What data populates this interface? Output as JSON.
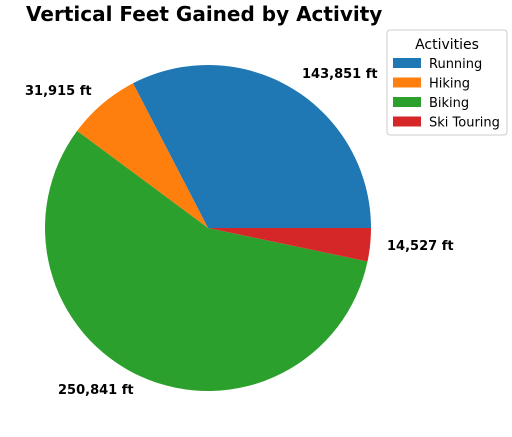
{
  "chart_data": {
    "type": "pie",
    "title": "Vertical Feet Gained by Activity",
    "series": [
      {
        "name": "Running",
        "value": 143851,
        "label": "143,851 ft",
        "color": "#1f77b4"
      },
      {
        "name": "Hiking",
        "value": 31915,
        "label": "31,915 ft",
        "color": "#ff7f0e"
      },
      {
        "name": "Biking",
        "value": 250841,
        "label": "250,841 ft",
        "color": "#2ca02c"
      },
      {
        "name": "Ski Touring",
        "value": 14527,
        "label": "14,527 ft",
        "color": "#d62728"
      }
    ],
    "legend": {
      "title": "Activities",
      "placement": "top-right"
    },
    "start_angle_deg": 0,
    "direction": "counterclockwise"
  }
}
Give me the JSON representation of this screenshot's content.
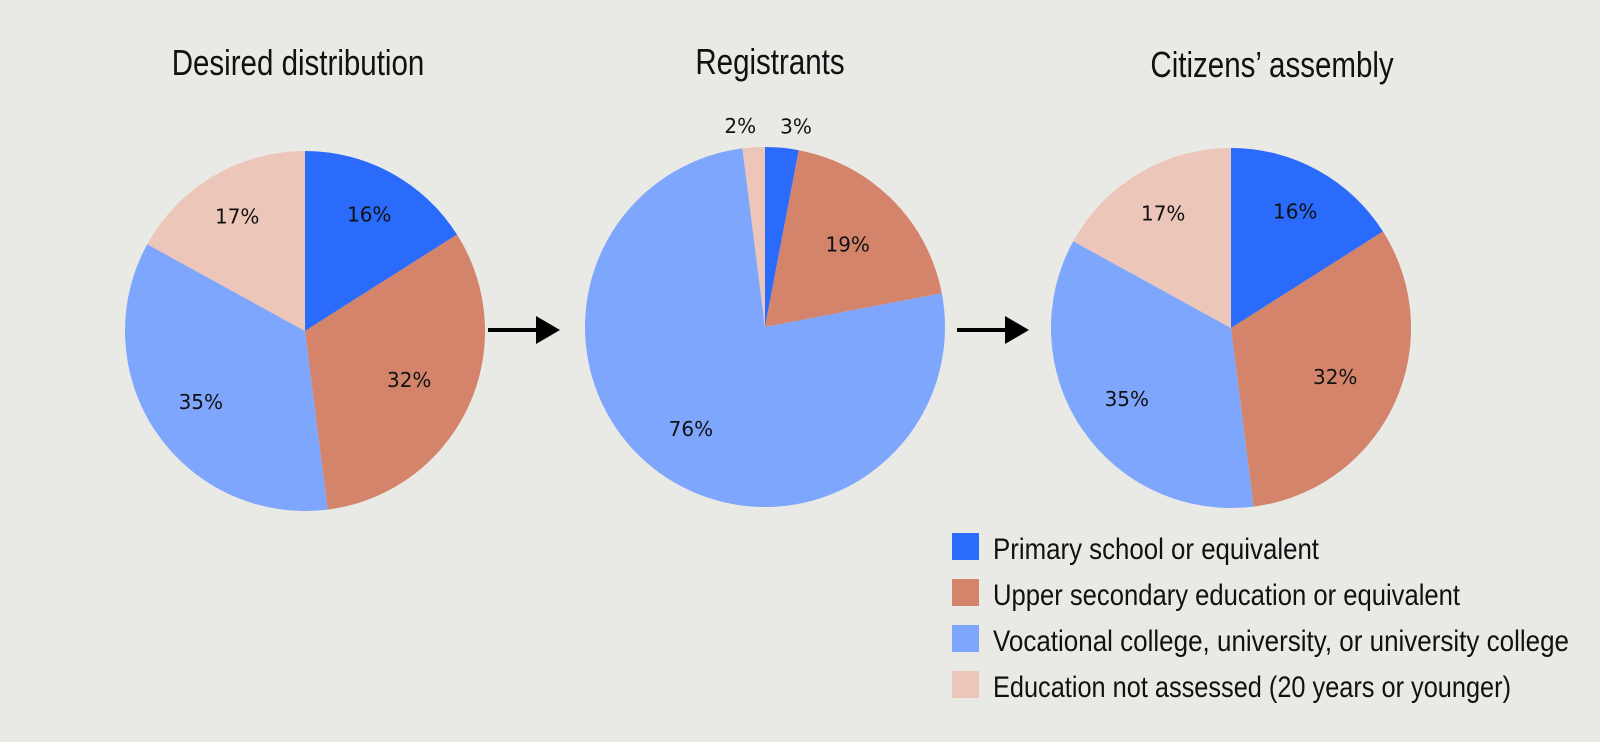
{
  "colors": {
    "background": "#e9e9e5",
    "primary_school": "#2a6bfb",
    "upper_secondary": "#d4846a",
    "vocational_university": "#7fa6fd",
    "not_assessed": "#ecc6b8",
    "arrow": "#000000"
  },
  "chart_data": [
    {
      "type": "pie",
      "title": "Desired distribution",
      "categories": [
        "Primary school or equivalent",
        "Upper secondary education or equivalent",
        "Vocational college, university, or university college",
        "Education not assessed (20 years or younger)"
      ],
      "values": [
        16,
        32,
        35,
        17
      ],
      "labels": [
        "16%",
        "32%",
        "35%",
        "17%"
      ]
    },
    {
      "type": "pie",
      "title": "Registrants",
      "categories": [
        "Primary school or equivalent",
        "Upper secondary education or equivalent",
        "Vocational college, university, or university college",
        "Education not assessed (20 years or younger)"
      ],
      "values": [
        3,
        19,
        76,
        2
      ],
      "labels": [
        "3%",
        "19%",
        "76%",
        "2%"
      ]
    },
    {
      "type": "pie",
      "title": "Citizens’ assembly",
      "categories": [
        "Primary school or equivalent",
        "Upper secondary education or equivalent",
        "Vocational college, university, or university college",
        "Education not assessed (20 years or younger)"
      ],
      "values": [
        16,
        32,
        35,
        17
      ],
      "labels": [
        "16%",
        "32%",
        "35%",
        "17%"
      ]
    }
  ],
  "legend": {
    "items": [
      {
        "label": "Primary school or equivalent",
        "color": "#2a6bfb"
      },
      {
        "label": "Upper secondary education or equivalent",
        "color": "#d4846a"
      },
      {
        "label": "Vocational college, university, or university college",
        "color": "#7fa6fd"
      },
      {
        "label": "Education not assessed (20 years or younger)",
        "color": "#ecc6b8"
      }
    ]
  }
}
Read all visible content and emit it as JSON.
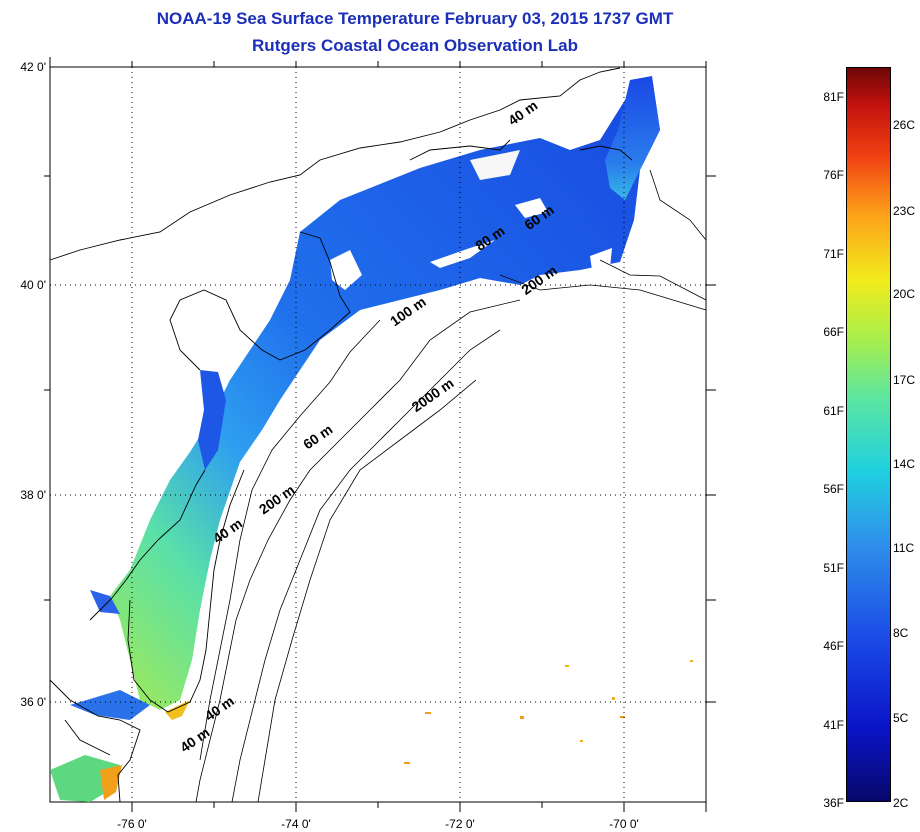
{
  "header": {
    "title": "NOAA-19 Sea Surface Temperature February 03, 2015 1737 GMT",
    "subtitle": "Rutgers Coastal Ocean Observation Lab"
  },
  "axes": {
    "lat_labels": [
      {
        "value": 42,
        "label": "42 0'"
      },
      {
        "value": 40,
        "label": "40 0'"
      },
      {
        "value": 38,
        "label": "38 0'"
      },
      {
        "value": 36,
        "label": "36 0'"
      }
    ],
    "lon_labels": [
      {
        "value": -76,
        "label": "-76 0'"
      },
      {
        "value": -74,
        "label": "-74 0'"
      },
      {
        "value": -72,
        "label": "-72 0'"
      },
      {
        "value": -70,
        "label": "-70 0'"
      }
    ],
    "lon_range": [
      -77,
      -69
    ],
    "lat_range": [
      35,
      42
    ],
    "grid": "dotted"
  },
  "contour_labels": [
    {
      "label": "40 m",
      "lon": -71.2,
      "lat": 41.6
    },
    {
      "label": "60 m",
      "lon": -71.0,
      "lat": 40.6
    },
    {
      "label": "80 m",
      "lon": -71.6,
      "lat": 40.4
    },
    {
      "label": "200 m",
      "lon": -71.0,
      "lat": 40.0
    },
    {
      "label": "100 m",
      "lon": -72.6,
      "lat": 39.7
    },
    {
      "label": "2000 m",
      "lon": -72.3,
      "lat": 38.9
    },
    {
      "label": "60 m",
      "lon": -73.7,
      "lat": 38.5
    },
    {
      "label": "200 m",
      "lon": -74.2,
      "lat": 37.9
    },
    {
      "label": "40 m",
      "lon": -74.8,
      "lat": 37.6
    },
    {
      "label": "40 m",
      "lon": -74.9,
      "lat": 35.9
    },
    {
      "label": "40 m",
      "lon": -75.2,
      "lat": 35.6
    }
  ],
  "colorbar": {
    "fahrenheit_labels": [
      "81F",
      "76F",
      "71F",
      "66F",
      "61F",
      "56F",
      "51F",
      "46F",
      "41F",
      "36F"
    ],
    "celsius_labels": [
      "26C",
      "23C",
      "20C",
      "17C",
      "14C",
      "11C",
      "8C",
      "5C",
      "2C"
    ],
    "colors": [
      "#08086a",
      "#1a4ae6",
      "#20d0e0",
      "#a8ee4c",
      "#f2ec1c",
      "#f04012",
      "#6e0808"
    ]
  }
}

▸ GIVEN INSTRUCTION
Check each line above for "content" and return the ones that have it.

▸ THE COMPLETED TASK
Give me the JSON representation of this screenshot's content.
Read all visible content and emit it as JSON.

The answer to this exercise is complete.